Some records
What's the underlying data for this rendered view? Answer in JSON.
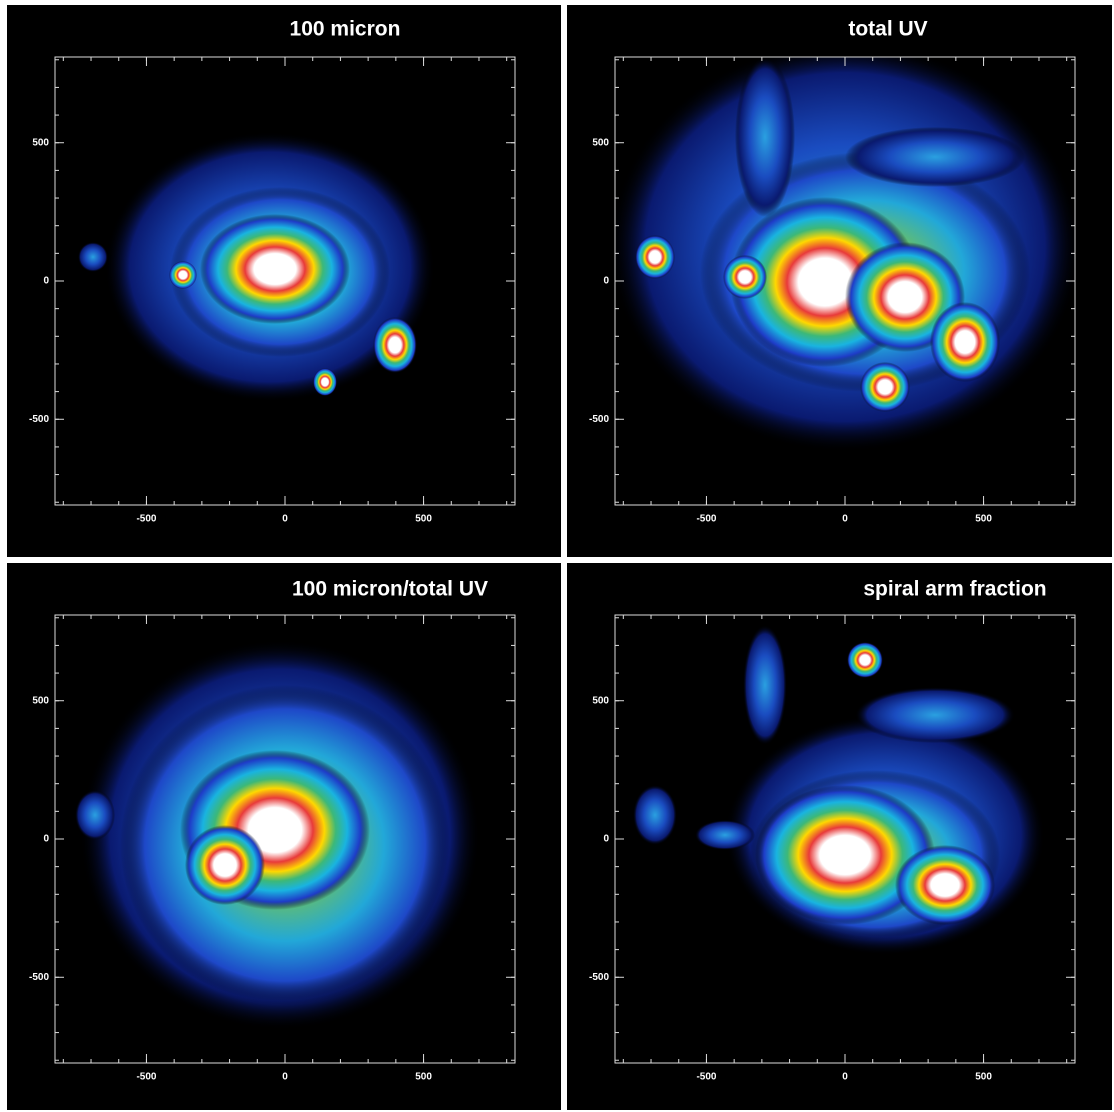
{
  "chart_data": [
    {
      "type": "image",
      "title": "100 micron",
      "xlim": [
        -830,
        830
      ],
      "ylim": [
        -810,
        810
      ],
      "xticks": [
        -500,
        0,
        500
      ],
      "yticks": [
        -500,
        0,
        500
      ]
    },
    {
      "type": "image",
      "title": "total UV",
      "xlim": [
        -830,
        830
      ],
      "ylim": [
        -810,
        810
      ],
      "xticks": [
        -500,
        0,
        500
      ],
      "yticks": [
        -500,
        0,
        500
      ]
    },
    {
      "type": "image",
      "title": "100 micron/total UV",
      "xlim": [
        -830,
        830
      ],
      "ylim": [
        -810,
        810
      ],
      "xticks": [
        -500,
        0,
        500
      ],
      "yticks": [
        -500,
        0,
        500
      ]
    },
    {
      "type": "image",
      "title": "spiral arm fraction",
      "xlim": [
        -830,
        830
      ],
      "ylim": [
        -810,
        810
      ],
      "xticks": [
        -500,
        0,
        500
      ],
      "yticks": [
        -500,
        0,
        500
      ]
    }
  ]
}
...
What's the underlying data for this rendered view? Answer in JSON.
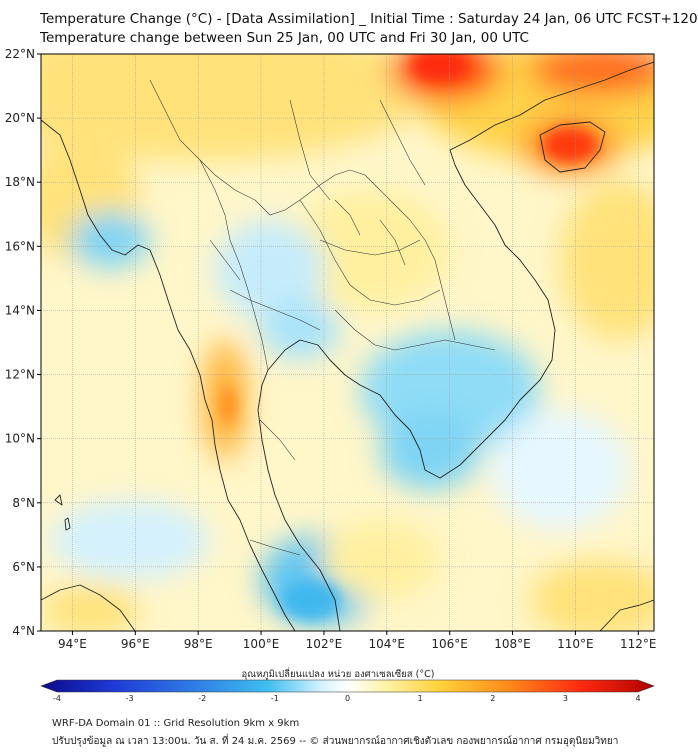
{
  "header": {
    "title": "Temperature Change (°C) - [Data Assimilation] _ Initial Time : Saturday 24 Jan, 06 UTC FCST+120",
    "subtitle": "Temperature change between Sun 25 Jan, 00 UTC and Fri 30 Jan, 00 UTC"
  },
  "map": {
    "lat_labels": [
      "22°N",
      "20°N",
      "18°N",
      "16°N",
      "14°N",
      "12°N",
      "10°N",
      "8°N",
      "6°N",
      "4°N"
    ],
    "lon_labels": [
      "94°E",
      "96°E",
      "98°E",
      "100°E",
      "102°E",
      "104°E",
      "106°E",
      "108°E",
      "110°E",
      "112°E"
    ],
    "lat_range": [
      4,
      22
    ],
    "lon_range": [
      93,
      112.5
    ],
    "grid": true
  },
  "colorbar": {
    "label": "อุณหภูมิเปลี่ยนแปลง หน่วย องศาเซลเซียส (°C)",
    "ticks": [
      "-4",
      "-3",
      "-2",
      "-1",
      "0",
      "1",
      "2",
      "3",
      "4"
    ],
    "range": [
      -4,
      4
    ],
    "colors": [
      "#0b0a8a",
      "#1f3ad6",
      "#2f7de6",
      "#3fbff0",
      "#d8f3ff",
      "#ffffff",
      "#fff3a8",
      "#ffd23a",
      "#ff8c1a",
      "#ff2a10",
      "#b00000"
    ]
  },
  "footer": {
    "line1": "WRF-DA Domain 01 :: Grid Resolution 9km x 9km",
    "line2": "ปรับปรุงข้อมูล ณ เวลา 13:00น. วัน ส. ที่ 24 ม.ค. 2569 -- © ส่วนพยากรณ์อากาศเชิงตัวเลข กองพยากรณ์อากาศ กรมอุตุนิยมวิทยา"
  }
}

WHAT NEEDS TO BE DONE
Go through the lines above. Select every one that has the string "Temperature".

WORKED SOLUTION
    "title": "Temperature Change (°C) - [Data Assimilation] _ Initial Time : Saturday 24 Jan, 06 UTC FCST+120",
    "subtitle": "Temperature change between Sun 25 Jan, 00 UTC and Fri 30 Jan, 00 UTC"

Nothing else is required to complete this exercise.